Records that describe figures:

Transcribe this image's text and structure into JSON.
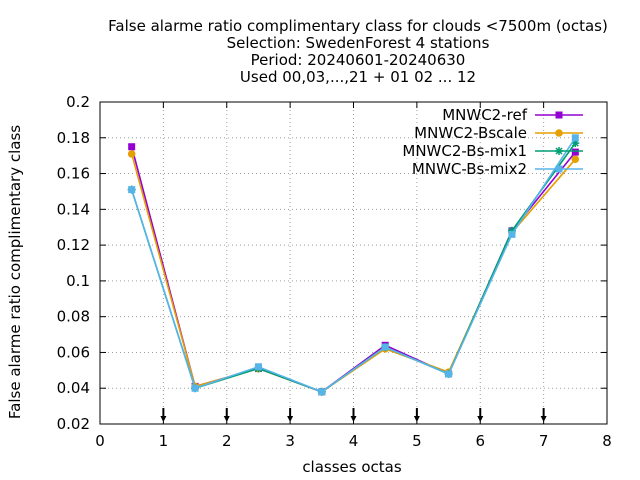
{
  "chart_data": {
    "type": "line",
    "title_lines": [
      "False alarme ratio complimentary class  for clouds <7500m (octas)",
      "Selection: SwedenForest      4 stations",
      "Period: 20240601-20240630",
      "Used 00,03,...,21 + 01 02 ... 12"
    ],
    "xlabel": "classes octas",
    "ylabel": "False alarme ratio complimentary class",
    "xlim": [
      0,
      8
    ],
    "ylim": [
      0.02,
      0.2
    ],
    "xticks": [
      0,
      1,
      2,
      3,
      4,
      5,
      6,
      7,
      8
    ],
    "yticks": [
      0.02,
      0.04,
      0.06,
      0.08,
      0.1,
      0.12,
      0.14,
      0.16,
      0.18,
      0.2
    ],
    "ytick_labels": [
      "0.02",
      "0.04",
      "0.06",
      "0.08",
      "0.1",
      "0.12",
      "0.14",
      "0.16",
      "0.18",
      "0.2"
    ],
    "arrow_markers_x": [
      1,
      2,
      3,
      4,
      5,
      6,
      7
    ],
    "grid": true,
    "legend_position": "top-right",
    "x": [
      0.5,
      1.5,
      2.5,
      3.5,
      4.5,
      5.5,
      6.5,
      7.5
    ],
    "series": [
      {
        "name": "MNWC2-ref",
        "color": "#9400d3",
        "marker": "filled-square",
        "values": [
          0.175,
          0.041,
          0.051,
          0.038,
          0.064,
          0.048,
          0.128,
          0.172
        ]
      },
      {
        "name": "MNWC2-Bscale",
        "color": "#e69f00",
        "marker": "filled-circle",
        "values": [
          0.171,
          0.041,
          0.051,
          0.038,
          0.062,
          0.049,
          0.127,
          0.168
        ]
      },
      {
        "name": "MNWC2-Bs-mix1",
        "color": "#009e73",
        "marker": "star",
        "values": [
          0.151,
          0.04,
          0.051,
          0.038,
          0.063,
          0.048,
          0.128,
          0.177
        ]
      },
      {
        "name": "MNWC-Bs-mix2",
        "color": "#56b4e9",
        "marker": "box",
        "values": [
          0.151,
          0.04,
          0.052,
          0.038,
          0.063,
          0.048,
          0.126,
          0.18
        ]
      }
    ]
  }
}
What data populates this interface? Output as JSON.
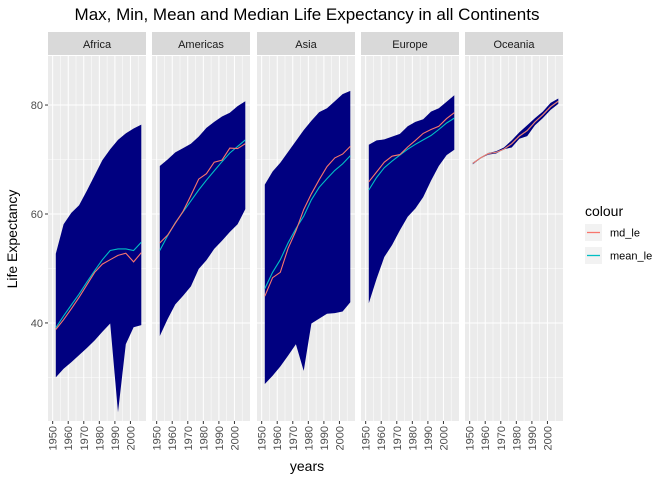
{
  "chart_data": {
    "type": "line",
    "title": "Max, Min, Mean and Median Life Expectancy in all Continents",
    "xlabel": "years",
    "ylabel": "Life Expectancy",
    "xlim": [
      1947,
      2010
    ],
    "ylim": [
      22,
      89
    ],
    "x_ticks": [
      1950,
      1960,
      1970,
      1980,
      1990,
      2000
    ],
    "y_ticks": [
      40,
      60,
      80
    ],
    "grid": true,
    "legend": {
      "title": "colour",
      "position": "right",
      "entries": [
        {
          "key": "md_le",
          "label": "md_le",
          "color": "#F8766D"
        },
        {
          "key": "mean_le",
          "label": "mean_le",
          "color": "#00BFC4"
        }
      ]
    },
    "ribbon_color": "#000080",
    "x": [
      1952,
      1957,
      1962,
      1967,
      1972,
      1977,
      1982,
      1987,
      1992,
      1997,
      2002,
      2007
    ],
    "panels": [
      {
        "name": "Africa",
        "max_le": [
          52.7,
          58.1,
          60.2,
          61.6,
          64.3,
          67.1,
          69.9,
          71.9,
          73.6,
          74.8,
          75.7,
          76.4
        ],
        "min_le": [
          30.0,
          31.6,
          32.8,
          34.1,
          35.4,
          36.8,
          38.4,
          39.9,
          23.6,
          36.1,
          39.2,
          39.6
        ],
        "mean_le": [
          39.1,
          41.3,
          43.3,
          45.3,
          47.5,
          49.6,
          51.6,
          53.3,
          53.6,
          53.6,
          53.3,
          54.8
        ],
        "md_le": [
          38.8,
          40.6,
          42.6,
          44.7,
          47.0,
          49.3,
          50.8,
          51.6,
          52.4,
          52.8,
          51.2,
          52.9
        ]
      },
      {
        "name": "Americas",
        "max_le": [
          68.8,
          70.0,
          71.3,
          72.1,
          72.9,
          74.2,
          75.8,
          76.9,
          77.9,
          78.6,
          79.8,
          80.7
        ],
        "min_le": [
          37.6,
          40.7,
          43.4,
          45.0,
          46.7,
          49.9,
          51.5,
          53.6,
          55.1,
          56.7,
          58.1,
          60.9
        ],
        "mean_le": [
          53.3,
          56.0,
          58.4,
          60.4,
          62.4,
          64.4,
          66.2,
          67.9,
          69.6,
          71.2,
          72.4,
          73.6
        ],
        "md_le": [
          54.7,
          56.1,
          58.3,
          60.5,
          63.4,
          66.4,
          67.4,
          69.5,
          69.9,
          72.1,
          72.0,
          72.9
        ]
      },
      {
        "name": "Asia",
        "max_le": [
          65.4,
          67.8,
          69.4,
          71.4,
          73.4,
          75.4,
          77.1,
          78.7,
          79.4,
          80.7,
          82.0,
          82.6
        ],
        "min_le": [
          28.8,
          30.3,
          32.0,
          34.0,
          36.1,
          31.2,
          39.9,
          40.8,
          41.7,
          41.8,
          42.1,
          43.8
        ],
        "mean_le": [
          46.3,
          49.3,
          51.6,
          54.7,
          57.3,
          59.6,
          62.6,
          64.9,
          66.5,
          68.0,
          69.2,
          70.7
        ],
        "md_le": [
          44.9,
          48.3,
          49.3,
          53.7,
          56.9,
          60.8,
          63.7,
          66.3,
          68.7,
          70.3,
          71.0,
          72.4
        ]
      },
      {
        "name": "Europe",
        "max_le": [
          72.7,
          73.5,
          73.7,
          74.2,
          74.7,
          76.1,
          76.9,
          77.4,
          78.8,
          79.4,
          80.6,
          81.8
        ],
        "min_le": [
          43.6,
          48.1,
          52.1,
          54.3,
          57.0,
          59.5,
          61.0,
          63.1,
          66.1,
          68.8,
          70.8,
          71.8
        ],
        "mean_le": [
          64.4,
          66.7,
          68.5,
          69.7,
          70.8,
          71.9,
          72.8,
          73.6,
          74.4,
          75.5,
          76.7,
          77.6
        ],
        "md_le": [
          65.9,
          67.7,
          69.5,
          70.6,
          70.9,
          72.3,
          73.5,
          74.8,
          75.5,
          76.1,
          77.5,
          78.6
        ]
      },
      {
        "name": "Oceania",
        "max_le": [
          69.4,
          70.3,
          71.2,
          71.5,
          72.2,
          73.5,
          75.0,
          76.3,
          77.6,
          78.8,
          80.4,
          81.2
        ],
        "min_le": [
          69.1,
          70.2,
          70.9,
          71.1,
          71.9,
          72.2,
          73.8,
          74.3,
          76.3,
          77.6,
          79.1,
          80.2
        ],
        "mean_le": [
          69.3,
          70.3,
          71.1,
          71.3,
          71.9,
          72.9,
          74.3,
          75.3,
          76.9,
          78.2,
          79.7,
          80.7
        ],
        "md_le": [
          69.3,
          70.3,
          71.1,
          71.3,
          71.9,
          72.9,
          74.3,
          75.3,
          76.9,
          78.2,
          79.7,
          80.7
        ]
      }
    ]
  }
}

=== Task to complete ===
Tally up the lines holding the string "right" in this listing, and report the total alone.

=== Reply to the task ===
2